Task statement: Write out each line word for word. Drop pictures.
--- start ---
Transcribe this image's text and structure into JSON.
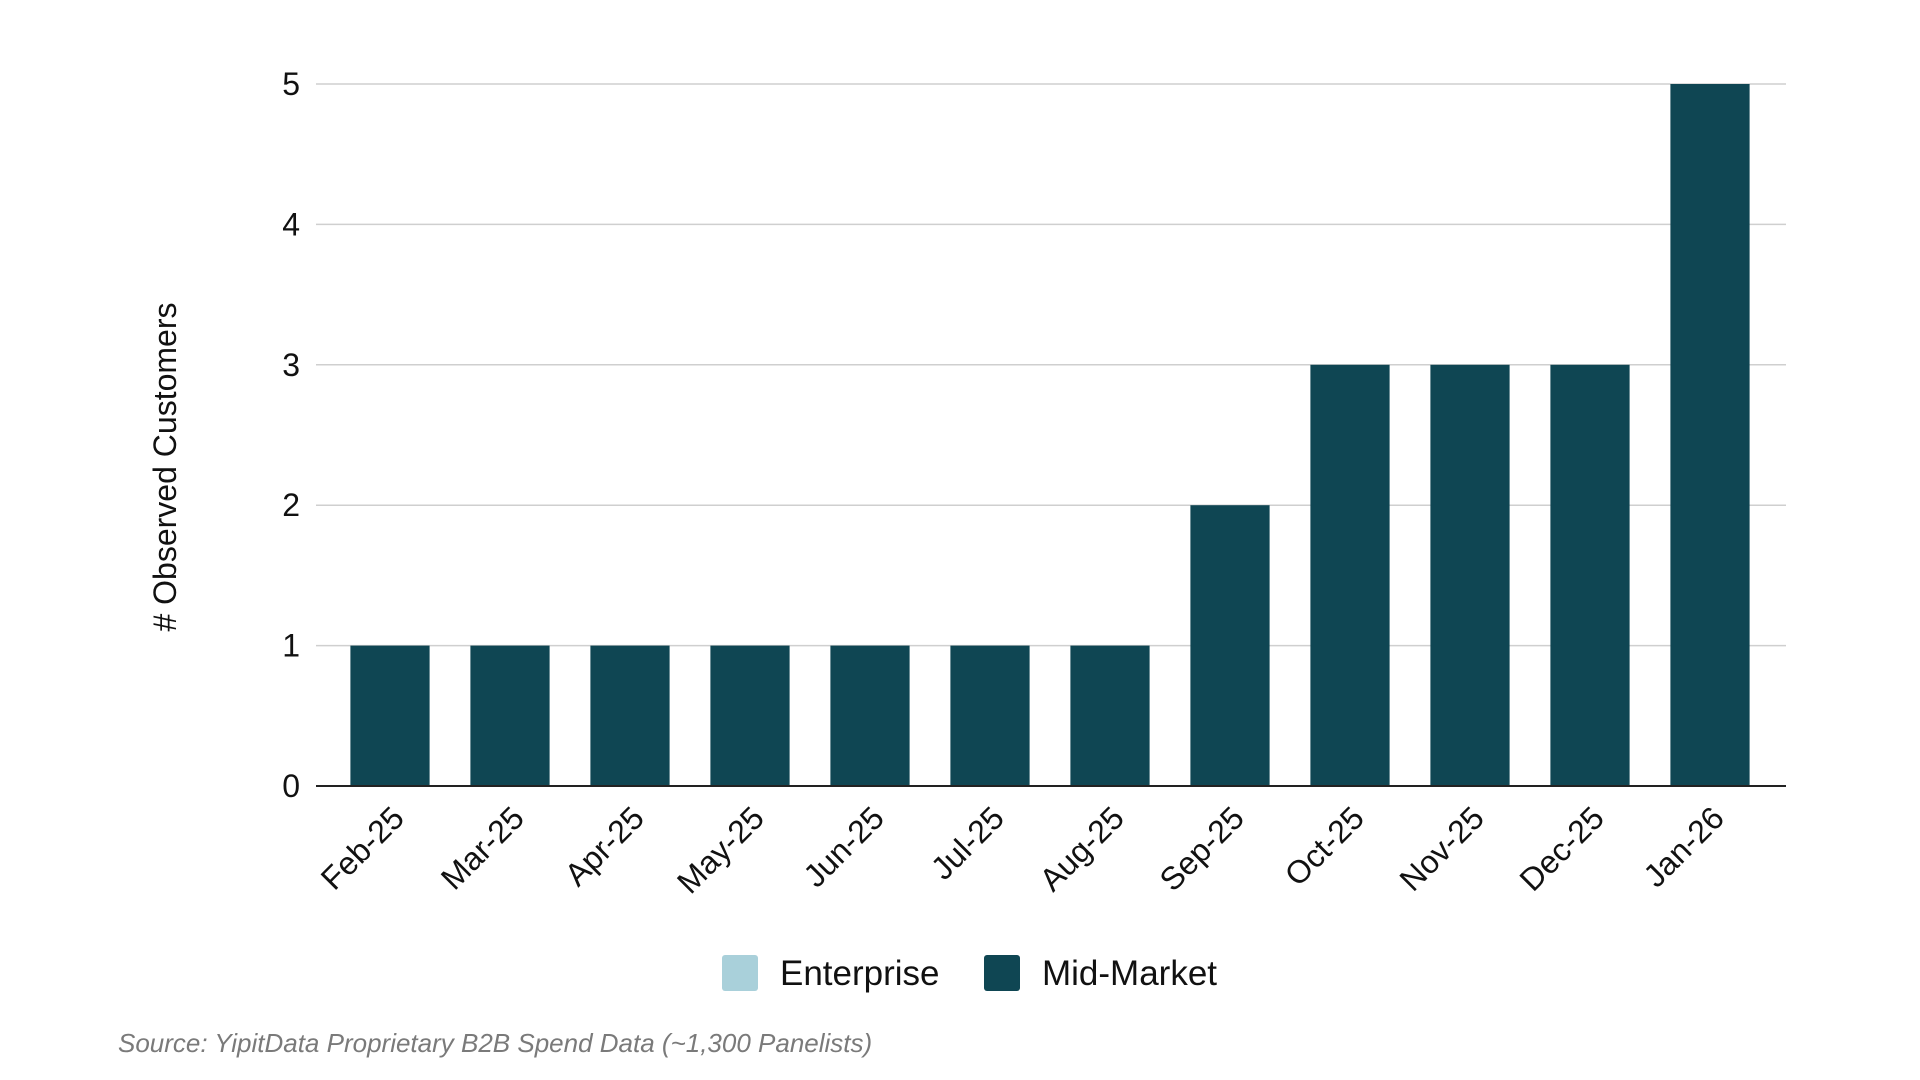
{
  "chart_data": {
    "type": "bar",
    "stacked": true,
    "categories": [
      "Feb-25",
      "Mar-25",
      "Apr-25",
      "May-25",
      "Jun-25",
      "Jul-25",
      "Aug-25",
      "Sep-25",
      "Oct-25",
      "Nov-25",
      "Dec-25",
      "Jan-26"
    ],
    "series": [
      {
        "name": "Enterprise",
        "color": "#a9d0da",
        "values": [
          0,
          0,
          0,
          0,
          0,
          0,
          0,
          0,
          0,
          0,
          0,
          0
        ]
      },
      {
        "name": "Mid-Market",
        "color": "#0f4653",
        "values": [
          1,
          1,
          1,
          1,
          1,
          1,
          1,
          2,
          3,
          3,
          3,
          5
        ]
      }
    ],
    "ylabel": "# Observed Customers",
    "ylim": [
      0,
      5
    ],
    "yticks": [
      0,
      1,
      2,
      3,
      4,
      5
    ],
    "grid": true,
    "legend_position": "bottom-center"
  },
  "source_note": "Source: YipitData Proprietary B2B Spend Data (~1,300 Panelists)"
}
--- end ---
In response:
Transcribe this image's text and structure into JSON.
{
  "chart_data": {
    "type": "bar",
    "stacked": true,
    "categories": [
      "Feb-25",
      "Mar-25",
      "Apr-25",
      "May-25",
      "Jun-25",
      "Jul-25",
      "Aug-25",
      "Sep-25",
      "Oct-25",
      "Nov-25",
      "Dec-25",
      "Jan-26"
    ],
    "series": [
      {
        "name": "Enterprise",
        "color": "#a9d0da",
        "values": [
          0,
          0,
          0,
          0,
          0,
          0,
          0,
          0,
          0,
          0,
          0,
          0
        ]
      },
      {
        "name": "Mid-Market",
        "color": "#0f4653",
        "values": [
          1,
          1,
          1,
          1,
          1,
          1,
          1,
          2,
          3,
          3,
          3,
          5
        ]
      }
    ],
    "ylabel": "# Observed Customers",
    "ylim": [
      0,
      5
    ],
    "yticks": [
      0,
      1,
      2,
      3,
      4,
      5
    ],
    "grid": true,
    "legend_position": "bottom-center"
  },
  "source_note": "Source: YipitData Proprietary B2B Spend Data (~1,300 Panelists)"
}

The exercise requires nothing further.